(Recorded data)
----
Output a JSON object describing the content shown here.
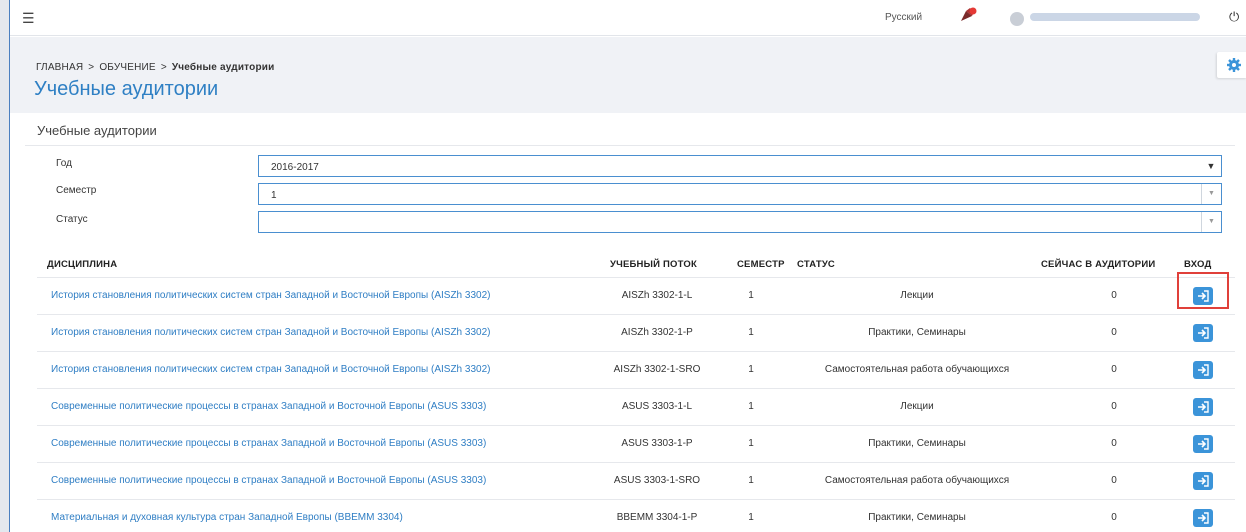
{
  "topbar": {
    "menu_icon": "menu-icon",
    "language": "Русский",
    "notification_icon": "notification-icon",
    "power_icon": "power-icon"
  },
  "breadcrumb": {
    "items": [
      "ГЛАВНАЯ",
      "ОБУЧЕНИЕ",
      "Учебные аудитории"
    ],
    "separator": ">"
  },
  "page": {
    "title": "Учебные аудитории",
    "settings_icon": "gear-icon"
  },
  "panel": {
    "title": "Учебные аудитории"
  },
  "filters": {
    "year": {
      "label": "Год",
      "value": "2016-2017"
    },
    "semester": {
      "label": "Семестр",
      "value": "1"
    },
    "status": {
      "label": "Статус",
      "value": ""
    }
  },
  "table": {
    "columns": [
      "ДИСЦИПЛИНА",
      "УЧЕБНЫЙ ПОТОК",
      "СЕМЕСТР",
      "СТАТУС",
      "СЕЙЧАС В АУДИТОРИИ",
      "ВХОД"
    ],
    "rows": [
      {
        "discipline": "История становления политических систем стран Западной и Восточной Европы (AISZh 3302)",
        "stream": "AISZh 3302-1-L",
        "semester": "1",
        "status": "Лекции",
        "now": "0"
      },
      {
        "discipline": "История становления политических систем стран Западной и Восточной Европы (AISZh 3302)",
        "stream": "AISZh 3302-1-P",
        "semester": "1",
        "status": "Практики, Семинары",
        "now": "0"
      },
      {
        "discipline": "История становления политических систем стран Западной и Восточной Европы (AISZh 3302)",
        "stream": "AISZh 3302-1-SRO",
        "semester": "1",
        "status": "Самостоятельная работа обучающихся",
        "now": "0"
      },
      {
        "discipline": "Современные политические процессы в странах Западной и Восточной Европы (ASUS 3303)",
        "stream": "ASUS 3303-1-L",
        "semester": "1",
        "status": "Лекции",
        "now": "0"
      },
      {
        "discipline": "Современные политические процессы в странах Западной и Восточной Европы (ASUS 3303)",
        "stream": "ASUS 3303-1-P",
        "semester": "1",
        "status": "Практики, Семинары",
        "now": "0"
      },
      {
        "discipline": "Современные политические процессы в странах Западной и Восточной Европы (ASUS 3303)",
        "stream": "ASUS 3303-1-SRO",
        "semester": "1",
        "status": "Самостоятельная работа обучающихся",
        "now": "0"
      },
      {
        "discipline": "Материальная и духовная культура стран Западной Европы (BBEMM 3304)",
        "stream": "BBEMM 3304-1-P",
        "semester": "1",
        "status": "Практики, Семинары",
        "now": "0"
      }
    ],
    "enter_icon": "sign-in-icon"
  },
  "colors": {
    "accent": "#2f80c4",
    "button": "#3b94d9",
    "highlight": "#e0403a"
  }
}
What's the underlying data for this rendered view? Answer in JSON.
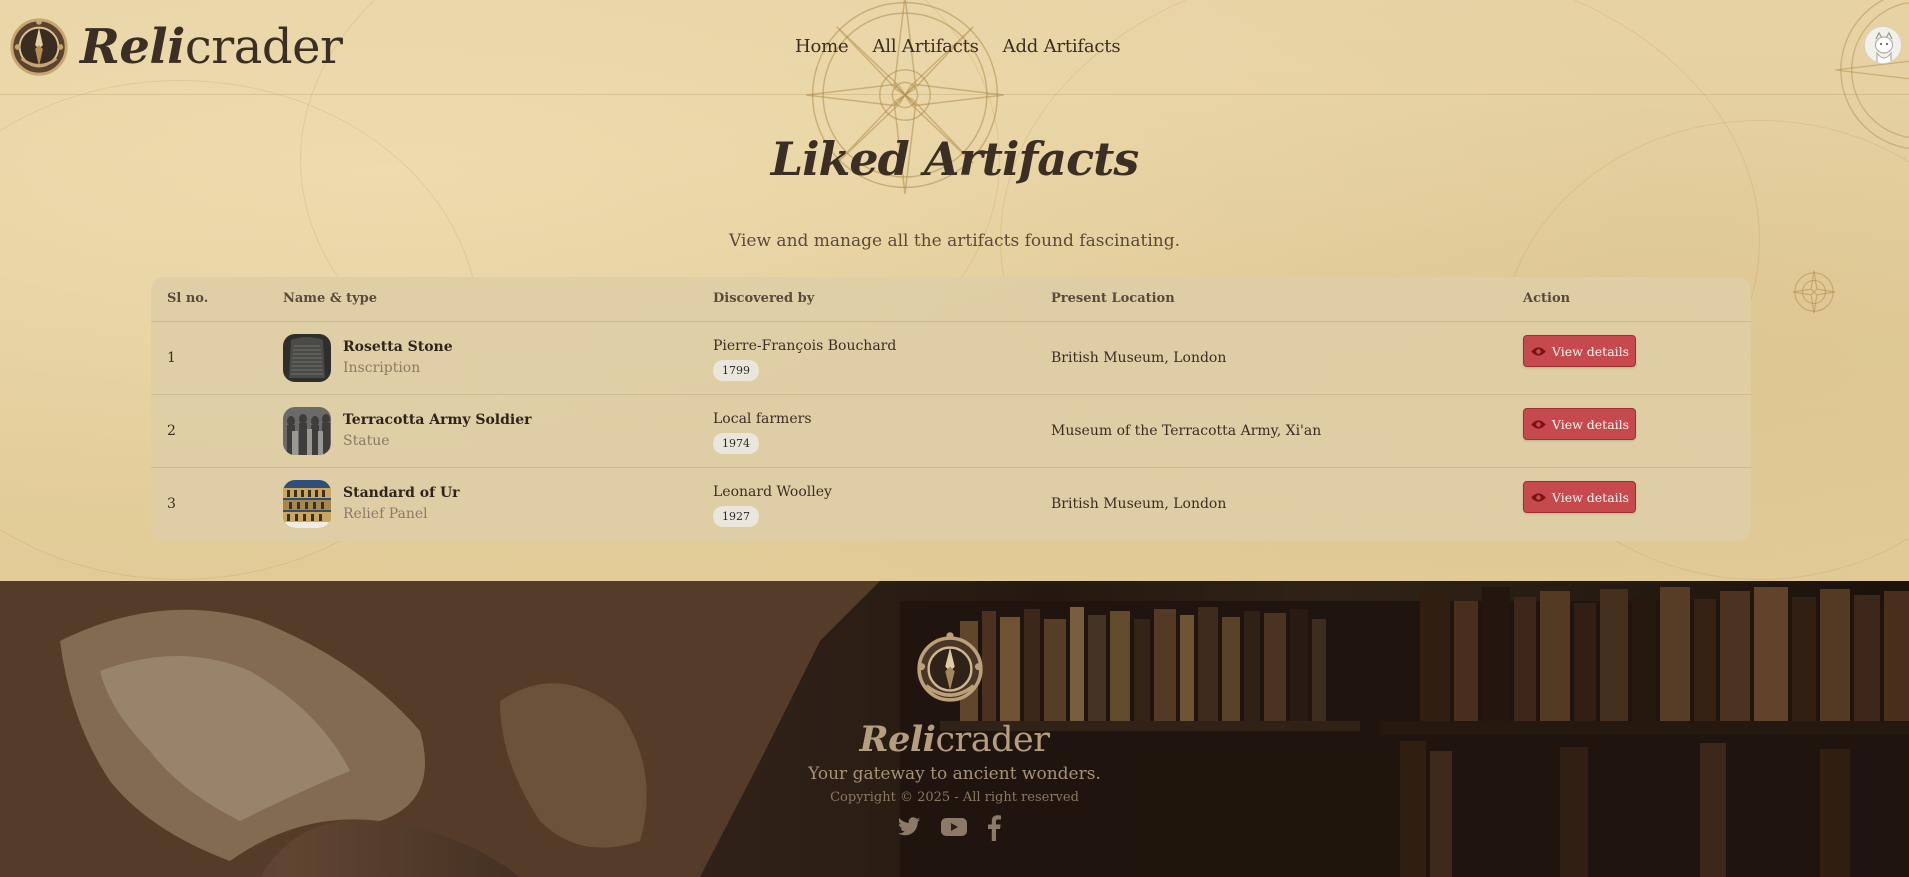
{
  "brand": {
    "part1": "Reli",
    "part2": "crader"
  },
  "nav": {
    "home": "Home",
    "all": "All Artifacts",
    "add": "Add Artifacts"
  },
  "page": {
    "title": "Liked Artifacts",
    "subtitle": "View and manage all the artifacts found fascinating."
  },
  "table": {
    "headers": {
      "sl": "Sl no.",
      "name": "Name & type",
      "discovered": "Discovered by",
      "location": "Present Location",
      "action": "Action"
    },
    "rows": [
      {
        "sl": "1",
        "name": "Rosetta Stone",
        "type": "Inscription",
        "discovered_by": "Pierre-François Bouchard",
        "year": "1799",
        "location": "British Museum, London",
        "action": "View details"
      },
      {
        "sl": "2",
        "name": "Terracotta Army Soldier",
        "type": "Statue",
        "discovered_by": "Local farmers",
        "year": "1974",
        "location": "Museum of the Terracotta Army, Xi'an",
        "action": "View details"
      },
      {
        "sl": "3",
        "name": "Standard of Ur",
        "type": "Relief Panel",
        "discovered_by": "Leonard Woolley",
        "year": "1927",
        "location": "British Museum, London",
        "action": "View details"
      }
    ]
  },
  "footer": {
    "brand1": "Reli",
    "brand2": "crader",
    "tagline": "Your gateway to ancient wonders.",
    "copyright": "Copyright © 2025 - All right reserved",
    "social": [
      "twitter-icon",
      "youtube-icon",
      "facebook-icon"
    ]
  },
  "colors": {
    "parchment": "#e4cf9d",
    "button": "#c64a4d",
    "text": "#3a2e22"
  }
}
----
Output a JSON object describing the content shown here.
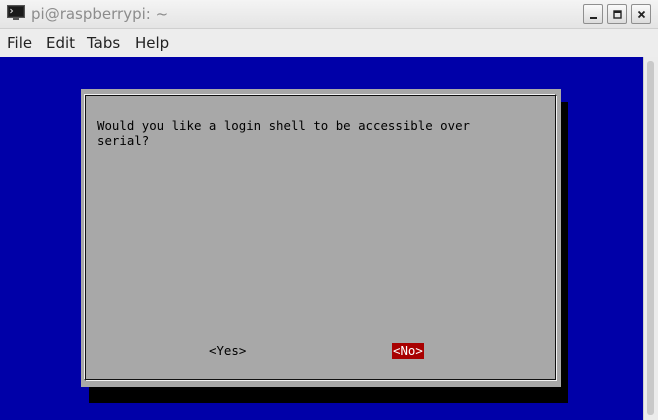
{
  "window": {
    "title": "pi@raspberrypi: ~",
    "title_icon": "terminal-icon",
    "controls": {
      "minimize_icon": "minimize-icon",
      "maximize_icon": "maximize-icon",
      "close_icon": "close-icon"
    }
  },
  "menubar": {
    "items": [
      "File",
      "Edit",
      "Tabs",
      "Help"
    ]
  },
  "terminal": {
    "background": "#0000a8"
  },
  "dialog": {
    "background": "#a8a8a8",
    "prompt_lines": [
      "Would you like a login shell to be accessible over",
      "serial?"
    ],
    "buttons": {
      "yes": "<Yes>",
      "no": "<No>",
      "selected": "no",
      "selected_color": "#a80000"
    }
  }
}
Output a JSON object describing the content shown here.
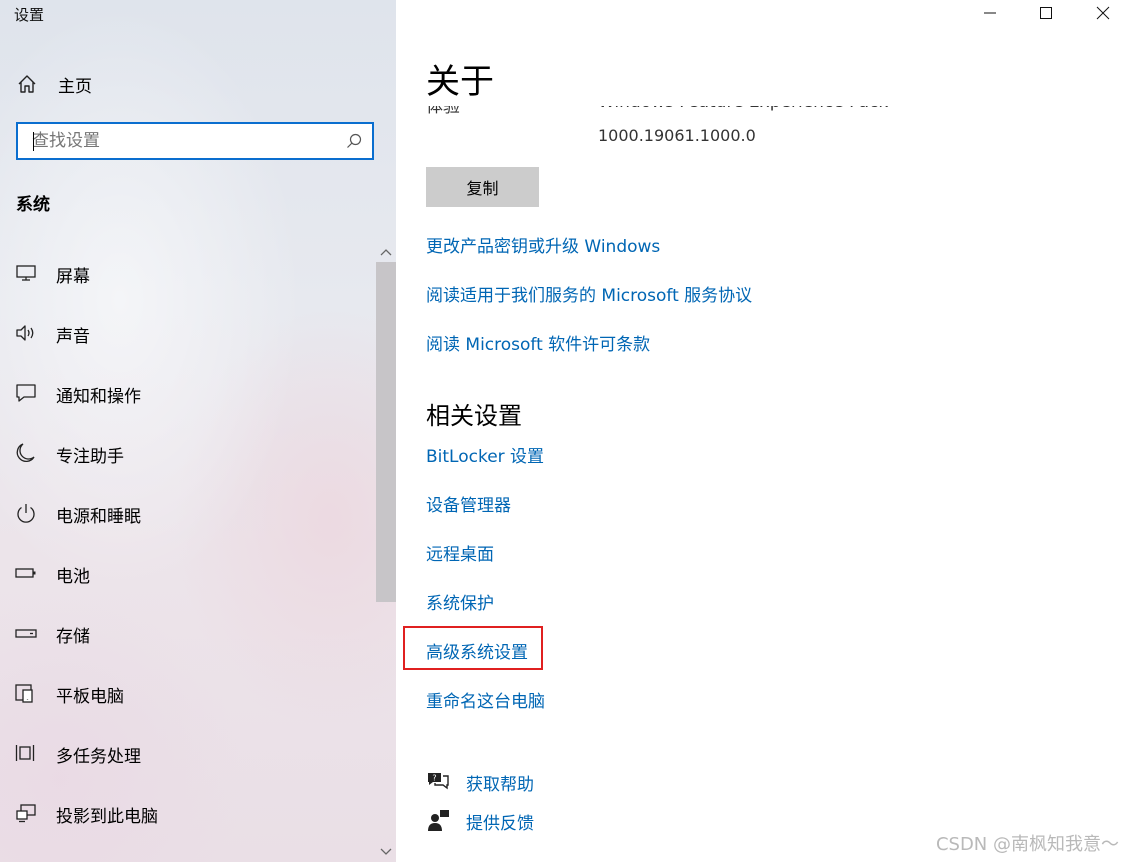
----
Look for the word "Terracotta" and return every line where it occurs.

        "name": "Terracotta Army Soldier",
        "location": "Museum of the Terracotta Army, Xi'an",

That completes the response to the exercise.